What the task requires:
From the listing below, work out how many lines contain "xlabel". Reply with that number only.

-.-.-

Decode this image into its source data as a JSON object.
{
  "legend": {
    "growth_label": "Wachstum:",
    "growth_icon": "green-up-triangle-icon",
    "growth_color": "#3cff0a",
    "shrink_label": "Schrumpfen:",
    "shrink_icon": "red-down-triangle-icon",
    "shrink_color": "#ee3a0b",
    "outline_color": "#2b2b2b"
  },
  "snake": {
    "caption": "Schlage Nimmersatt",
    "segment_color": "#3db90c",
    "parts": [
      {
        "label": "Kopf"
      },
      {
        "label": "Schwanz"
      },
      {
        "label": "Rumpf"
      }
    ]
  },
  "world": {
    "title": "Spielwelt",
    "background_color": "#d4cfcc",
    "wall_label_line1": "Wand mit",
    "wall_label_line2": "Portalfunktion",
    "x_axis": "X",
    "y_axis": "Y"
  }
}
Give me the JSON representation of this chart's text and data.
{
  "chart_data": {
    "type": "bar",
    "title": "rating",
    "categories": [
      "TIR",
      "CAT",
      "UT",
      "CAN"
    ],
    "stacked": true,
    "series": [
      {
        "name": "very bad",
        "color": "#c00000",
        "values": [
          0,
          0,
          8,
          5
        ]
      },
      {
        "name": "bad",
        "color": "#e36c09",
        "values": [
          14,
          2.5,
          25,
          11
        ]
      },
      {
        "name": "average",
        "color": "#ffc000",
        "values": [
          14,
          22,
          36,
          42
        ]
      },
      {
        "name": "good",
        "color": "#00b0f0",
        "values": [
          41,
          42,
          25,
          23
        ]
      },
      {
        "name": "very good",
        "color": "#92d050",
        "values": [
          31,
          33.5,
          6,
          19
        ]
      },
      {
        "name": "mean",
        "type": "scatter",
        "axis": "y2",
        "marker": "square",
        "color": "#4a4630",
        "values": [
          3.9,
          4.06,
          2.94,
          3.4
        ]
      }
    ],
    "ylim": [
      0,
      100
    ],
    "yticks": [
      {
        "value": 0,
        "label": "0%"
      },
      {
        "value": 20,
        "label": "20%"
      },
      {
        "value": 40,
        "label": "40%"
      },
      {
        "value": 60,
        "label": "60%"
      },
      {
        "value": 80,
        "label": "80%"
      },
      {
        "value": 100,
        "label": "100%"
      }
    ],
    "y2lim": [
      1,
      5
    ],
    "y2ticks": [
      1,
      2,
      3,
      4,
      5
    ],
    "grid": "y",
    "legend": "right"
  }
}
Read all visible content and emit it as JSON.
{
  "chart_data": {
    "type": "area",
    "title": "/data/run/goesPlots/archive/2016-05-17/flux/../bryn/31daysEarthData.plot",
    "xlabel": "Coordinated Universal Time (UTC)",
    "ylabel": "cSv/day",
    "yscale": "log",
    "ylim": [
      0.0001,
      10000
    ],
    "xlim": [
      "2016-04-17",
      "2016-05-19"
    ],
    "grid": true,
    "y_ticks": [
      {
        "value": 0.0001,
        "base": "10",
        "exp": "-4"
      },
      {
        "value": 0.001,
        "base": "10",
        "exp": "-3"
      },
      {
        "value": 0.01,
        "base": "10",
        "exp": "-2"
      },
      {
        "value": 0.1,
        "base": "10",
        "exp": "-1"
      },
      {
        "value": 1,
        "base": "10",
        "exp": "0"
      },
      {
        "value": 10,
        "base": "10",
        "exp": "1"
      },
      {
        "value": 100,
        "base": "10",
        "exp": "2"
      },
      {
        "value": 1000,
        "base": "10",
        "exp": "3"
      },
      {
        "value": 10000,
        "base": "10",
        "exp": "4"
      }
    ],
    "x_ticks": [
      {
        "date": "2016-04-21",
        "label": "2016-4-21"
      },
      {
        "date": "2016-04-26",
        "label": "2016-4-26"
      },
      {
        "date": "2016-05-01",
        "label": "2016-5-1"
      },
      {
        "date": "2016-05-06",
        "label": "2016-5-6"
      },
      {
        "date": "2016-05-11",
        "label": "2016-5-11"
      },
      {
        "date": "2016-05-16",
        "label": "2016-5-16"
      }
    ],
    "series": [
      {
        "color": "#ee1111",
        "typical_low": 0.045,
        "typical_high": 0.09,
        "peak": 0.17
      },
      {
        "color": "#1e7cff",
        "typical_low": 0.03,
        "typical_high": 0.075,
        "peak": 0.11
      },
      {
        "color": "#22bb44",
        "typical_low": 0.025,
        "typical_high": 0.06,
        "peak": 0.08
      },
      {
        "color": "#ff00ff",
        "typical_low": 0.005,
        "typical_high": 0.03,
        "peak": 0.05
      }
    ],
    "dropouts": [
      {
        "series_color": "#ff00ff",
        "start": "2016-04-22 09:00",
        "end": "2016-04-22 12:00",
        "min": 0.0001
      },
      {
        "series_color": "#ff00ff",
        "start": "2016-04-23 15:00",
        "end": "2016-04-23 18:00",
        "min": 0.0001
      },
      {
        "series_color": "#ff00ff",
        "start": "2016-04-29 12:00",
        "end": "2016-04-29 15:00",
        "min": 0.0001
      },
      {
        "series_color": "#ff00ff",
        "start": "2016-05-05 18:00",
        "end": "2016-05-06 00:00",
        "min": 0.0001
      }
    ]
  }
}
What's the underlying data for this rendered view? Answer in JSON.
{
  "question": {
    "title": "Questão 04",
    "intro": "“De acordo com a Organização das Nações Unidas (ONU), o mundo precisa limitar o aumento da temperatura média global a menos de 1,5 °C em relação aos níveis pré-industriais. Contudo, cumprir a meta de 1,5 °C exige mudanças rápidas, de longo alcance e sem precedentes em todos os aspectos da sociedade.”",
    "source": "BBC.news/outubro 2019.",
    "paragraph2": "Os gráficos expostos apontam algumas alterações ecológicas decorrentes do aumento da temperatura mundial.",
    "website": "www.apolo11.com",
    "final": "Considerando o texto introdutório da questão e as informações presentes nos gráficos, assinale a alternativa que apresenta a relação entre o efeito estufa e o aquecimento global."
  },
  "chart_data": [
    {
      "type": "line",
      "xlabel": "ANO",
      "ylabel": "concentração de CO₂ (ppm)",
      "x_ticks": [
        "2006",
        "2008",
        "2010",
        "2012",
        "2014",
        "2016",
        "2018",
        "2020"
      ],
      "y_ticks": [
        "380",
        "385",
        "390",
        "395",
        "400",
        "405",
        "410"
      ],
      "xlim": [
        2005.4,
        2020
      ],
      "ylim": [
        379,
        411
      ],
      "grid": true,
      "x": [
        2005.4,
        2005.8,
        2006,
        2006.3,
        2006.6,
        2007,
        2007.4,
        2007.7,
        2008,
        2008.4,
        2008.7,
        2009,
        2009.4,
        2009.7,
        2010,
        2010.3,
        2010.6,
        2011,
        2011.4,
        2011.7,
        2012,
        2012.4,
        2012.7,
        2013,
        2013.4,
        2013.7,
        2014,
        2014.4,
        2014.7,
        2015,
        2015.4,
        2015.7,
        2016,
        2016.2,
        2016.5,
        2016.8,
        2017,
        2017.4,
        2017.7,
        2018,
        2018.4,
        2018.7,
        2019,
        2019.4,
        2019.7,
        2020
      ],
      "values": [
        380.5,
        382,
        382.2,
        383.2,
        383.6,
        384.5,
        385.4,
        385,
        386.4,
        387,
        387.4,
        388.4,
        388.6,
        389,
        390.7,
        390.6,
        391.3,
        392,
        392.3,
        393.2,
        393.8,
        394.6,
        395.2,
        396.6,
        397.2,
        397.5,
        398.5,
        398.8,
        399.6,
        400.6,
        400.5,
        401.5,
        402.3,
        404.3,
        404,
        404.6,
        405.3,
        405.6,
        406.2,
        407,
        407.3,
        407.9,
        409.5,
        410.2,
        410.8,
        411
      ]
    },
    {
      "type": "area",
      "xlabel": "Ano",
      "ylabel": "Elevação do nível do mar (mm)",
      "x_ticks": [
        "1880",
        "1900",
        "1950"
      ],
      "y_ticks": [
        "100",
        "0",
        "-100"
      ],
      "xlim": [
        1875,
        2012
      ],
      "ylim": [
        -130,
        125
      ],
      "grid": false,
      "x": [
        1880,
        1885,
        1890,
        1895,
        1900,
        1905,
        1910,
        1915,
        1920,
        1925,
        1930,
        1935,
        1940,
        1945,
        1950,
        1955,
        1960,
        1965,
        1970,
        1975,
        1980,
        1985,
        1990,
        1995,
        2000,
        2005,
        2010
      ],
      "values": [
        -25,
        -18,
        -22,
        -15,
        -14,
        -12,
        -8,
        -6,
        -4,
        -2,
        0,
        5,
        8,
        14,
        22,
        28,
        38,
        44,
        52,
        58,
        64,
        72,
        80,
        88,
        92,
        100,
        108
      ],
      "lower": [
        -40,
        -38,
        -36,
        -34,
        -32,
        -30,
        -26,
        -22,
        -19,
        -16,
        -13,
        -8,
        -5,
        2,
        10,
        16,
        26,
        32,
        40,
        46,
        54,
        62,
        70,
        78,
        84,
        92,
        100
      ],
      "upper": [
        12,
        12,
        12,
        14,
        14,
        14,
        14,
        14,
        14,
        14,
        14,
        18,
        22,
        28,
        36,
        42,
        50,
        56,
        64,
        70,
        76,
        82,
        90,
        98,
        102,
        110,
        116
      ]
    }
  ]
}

-.-.-

Solution for this problem:
3